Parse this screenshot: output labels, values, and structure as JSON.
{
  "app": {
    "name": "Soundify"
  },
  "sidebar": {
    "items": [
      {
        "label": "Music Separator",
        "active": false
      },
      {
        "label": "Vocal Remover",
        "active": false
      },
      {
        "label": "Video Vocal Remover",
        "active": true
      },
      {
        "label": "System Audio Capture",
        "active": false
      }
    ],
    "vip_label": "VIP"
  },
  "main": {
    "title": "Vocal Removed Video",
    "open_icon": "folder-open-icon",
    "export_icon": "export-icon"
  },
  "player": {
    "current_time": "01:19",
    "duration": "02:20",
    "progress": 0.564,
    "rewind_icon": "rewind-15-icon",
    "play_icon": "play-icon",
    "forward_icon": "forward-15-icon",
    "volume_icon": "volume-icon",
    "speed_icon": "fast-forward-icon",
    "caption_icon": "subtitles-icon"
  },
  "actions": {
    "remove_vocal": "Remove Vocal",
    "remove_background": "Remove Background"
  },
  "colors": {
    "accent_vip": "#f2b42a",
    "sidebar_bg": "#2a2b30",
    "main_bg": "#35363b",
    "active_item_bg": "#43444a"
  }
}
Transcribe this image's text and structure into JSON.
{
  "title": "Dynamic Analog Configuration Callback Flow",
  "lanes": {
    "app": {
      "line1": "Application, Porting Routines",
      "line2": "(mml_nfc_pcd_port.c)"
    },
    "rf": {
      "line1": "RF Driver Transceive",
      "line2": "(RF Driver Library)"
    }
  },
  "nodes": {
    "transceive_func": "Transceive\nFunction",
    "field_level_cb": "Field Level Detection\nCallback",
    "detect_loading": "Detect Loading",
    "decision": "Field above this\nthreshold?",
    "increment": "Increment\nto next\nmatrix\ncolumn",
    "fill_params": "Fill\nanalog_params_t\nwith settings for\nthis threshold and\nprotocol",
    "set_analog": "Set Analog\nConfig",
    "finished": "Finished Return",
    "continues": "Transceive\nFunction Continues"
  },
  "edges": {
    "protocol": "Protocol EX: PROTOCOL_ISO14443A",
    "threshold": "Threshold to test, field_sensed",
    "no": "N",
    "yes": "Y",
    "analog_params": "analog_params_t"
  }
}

(Written instruction): Only the number is wanted: how many lines of the material above include the word "Vocal"?

(Exercise response): 4